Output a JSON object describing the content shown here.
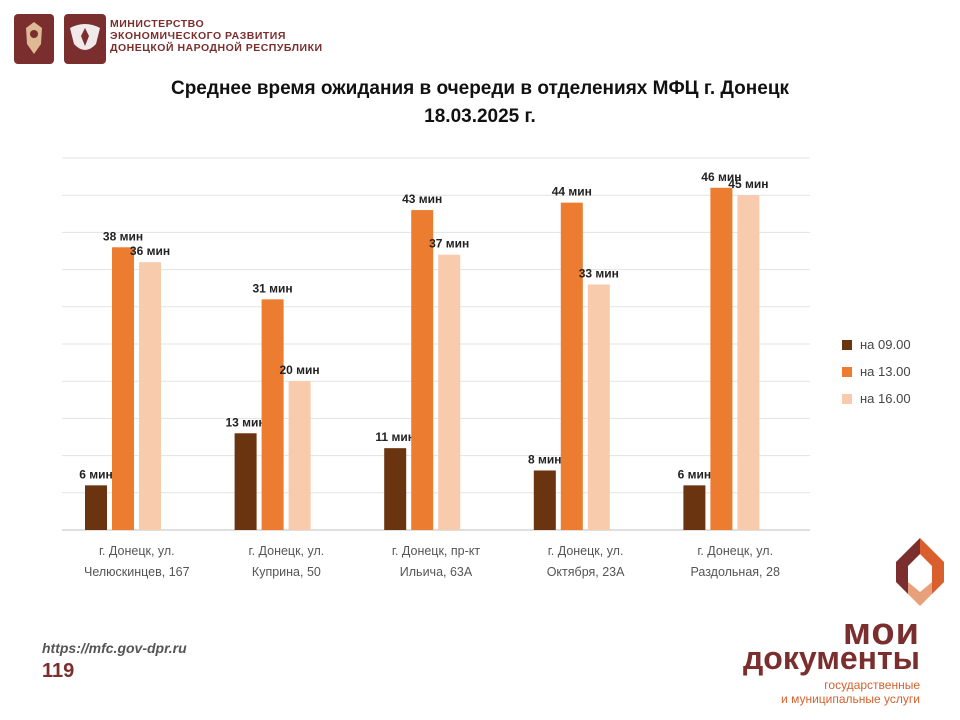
{
  "header": {
    "ministry_line1": "МИНИСТЕРСТВО",
    "ministry_line2": "ЭКОНОМИЧЕСКОГО РАЗВИТИЯ",
    "ministry_line3": "ДОНЕЦКОЙ НАРОДНОЙ РЕСПУБЛИКИ"
  },
  "chart_data": {
    "type": "bar",
    "title": "Среднее время ожидания в очереди в отделениях МФЦ г. Донецк",
    "subtitle": "18.03.2025 г.",
    "categories": [
      [
        "г. Донецк, ул.",
        "Челюскинцев, 167"
      ],
      [
        "г. Донецк, ул.",
        "Куприна, 50"
      ],
      [
        "г. Донецк, пр-кт",
        "Ильича, 63А"
      ],
      [
        "г. Донецк, ул.",
        "Октября, 23А"
      ],
      [
        "г. Донецк, ул.",
        "Раздольная, 28"
      ]
    ],
    "series": [
      {
        "name": "на 09.00",
        "color": "#6b3410",
        "values": [
          6,
          13,
          11,
          8,
          6
        ]
      },
      {
        "name": "на 13.00",
        "color": "#ec7c30",
        "values": [
          38,
          31,
          43,
          44,
          46
        ]
      },
      {
        "name": "на 16.00",
        "color": "#f8cbad",
        "values": [
          36,
          20,
          37,
          33,
          45
        ]
      }
    ],
    "value_suffix": " мин",
    "ylim": [
      0,
      50
    ],
    "grid": true,
    "legend_position": "right"
  },
  "footer": {
    "url": "https://mfc.gov-dpr.ru",
    "number": "119"
  },
  "logo": {
    "line1": "мои",
    "line2": "документы",
    "line3": "государственные",
    "line4": "и муниципальные услуги"
  }
}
******************************
STATED TASK — Copy the entries above faithfully and omit every image.

EXPECTED ANSWER —
Output a JSON object describing the content shown here.
{
  "header": {
    "ministry_line1": "МИНИСТЕРСТВО",
    "ministry_line2": "ЭКОНОМИЧЕСКОГО РАЗВИТИЯ",
    "ministry_line3": "ДОНЕЦКОЙ НАРОДНОЙ РЕСПУБЛИКИ"
  },
  "chart_data": {
    "type": "bar",
    "title": "Среднее время ожидания в очереди в отделениях МФЦ г. Донецк",
    "subtitle": "18.03.2025 г.",
    "categories": [
      [
        "г. Донецк, ул.",
        "Челюскинцев, 167"
      ],
      [
        "г. Донецк, ул.",
        "Куприна, 50"
      ],
      [
        "г. Донецк, пр-кт",
        "Ильича, 63А"
      ],
      [
        "г. Донецк, ул.",
        "Октября, 23А"
      ],
      [
        "г. Донецк, ул.",
        "Раздольная, 28"
      ]
    ],
    "series": [
      {
        "name": "на 09.00",
        "color": "#6b3410",
        "values": [
          6,
          13,
          11,
          8,
          6
        ]
      },
      {
        "name": "на 13.00",
        "color": "#ec7c30",
        "values": [
          38,
          31,
          43,
          44,
          46
        ]
      },
      {
        "name": "на 16.00",
        "color": "#f8cbad",
        "values": [
          36,
          20,
          37,
          33,
          45
        ]
      }
    ],
    "value_suffix": " мин",
    "ylim": [
      0,
      50
    ],
    "grid": true,
    "legend_position": "right"
  },
  "footer": {
    "url": "https://mfc.gov-dpr.ru",
    "number": "119"
  },
  "logo": {
    "line1": "мои",
    "line2": "документы",
    "line3": "государственные",
    "line4": "и муниципальные услуги"
  }
}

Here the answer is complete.